WHAT YOU WILL DO. Copy out each line of the items below that contains the string "tray", matching case.

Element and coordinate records
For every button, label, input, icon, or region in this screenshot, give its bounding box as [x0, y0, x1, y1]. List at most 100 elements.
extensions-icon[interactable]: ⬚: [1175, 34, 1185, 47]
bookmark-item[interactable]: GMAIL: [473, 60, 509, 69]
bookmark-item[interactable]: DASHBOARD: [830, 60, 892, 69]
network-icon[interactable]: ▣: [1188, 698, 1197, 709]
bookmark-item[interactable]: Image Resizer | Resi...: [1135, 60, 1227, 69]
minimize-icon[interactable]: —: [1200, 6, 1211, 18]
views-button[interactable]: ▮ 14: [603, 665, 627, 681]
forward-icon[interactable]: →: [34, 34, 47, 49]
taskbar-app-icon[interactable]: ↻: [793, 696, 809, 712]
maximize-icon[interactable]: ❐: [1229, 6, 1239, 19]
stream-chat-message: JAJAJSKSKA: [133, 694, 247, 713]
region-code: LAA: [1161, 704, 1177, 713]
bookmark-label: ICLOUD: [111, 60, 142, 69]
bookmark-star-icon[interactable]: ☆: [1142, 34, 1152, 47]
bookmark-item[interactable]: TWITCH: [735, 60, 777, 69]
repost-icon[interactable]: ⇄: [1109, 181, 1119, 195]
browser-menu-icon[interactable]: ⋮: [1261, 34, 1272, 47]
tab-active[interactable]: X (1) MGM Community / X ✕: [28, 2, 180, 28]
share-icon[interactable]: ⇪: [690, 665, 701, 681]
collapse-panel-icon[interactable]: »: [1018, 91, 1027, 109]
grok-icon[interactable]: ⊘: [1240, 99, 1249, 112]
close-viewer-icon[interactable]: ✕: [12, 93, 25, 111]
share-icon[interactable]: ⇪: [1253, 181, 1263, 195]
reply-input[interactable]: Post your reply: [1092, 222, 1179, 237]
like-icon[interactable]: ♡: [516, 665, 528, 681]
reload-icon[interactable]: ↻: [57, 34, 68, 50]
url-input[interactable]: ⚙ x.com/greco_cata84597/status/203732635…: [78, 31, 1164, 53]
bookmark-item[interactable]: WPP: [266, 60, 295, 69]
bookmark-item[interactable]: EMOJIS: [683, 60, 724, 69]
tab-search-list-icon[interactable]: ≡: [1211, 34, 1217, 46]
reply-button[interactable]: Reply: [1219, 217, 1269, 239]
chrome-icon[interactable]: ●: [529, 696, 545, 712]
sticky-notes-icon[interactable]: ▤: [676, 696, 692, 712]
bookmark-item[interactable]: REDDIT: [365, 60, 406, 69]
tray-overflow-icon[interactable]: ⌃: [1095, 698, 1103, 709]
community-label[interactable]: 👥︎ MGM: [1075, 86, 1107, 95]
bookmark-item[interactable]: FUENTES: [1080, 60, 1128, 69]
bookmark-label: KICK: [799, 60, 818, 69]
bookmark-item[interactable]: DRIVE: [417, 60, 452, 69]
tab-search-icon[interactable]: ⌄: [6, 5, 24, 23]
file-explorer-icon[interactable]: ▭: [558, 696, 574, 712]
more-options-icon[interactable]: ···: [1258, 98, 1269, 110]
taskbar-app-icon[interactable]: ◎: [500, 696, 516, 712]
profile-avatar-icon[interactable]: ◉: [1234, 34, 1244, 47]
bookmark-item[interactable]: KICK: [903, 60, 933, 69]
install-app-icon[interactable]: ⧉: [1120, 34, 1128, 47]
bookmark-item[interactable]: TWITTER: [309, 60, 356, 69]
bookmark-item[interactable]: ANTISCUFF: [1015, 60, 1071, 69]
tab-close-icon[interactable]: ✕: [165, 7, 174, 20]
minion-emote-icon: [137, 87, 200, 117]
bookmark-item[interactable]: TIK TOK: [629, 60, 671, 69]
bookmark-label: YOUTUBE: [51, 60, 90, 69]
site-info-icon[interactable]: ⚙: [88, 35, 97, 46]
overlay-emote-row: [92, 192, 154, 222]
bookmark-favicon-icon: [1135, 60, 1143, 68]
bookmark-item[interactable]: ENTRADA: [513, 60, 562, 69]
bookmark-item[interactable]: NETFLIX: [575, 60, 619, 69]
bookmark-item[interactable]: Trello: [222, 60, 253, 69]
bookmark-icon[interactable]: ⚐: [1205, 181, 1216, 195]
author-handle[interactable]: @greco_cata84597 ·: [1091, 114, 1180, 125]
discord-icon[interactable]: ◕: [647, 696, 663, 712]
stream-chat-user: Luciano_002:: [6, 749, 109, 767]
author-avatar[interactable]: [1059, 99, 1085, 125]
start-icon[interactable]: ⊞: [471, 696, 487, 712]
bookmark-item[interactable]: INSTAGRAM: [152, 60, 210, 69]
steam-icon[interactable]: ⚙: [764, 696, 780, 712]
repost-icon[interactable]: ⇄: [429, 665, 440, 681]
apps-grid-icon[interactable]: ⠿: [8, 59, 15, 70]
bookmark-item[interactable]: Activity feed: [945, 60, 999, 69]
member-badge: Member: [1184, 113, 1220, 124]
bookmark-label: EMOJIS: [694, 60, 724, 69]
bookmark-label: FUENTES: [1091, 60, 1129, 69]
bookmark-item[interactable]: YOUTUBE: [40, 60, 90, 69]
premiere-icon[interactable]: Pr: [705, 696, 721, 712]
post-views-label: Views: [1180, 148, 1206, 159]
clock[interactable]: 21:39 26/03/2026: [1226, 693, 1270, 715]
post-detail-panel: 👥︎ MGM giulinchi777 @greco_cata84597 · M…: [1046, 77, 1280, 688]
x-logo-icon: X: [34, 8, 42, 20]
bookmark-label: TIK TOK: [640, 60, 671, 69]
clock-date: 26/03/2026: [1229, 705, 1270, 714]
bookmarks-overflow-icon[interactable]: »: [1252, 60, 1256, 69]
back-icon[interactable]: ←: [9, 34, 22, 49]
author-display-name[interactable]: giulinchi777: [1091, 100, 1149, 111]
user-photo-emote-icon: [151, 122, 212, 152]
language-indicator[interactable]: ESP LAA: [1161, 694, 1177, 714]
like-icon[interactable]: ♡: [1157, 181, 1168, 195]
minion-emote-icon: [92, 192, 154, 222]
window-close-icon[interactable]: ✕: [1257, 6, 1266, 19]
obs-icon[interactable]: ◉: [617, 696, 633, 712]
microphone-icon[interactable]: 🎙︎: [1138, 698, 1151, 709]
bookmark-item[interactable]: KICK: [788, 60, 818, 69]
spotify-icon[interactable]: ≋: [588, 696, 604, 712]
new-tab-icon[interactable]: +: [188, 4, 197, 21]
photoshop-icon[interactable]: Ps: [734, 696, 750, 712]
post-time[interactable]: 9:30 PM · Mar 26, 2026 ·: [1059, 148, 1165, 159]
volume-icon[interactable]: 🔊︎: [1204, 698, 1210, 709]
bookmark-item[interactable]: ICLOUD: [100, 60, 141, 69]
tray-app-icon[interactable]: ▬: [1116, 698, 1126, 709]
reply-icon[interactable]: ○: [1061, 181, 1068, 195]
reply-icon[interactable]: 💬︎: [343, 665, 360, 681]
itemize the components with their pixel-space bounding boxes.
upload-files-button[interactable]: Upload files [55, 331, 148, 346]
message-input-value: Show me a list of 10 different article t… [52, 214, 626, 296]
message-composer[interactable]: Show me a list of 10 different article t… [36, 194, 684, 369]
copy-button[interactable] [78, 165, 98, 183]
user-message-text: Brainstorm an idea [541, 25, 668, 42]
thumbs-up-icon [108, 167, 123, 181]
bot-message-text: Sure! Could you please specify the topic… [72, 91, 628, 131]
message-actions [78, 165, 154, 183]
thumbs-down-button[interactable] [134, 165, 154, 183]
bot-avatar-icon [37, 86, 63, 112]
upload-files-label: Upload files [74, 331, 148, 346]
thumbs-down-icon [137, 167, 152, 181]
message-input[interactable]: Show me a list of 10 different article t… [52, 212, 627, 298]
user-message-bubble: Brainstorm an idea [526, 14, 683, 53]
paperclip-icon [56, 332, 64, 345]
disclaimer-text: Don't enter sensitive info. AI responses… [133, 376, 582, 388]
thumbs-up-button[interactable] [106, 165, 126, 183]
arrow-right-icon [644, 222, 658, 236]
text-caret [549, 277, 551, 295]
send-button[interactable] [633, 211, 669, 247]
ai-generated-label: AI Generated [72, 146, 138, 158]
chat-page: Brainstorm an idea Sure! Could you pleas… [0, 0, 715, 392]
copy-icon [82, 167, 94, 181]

RESULT FOR THIS TASK.
tray-overflow-icon[interactable]: ⌃: [1095, 698, 1103, 709]
tray-app-icon[interactable]: ▬: [1116, 698, 1126, 709]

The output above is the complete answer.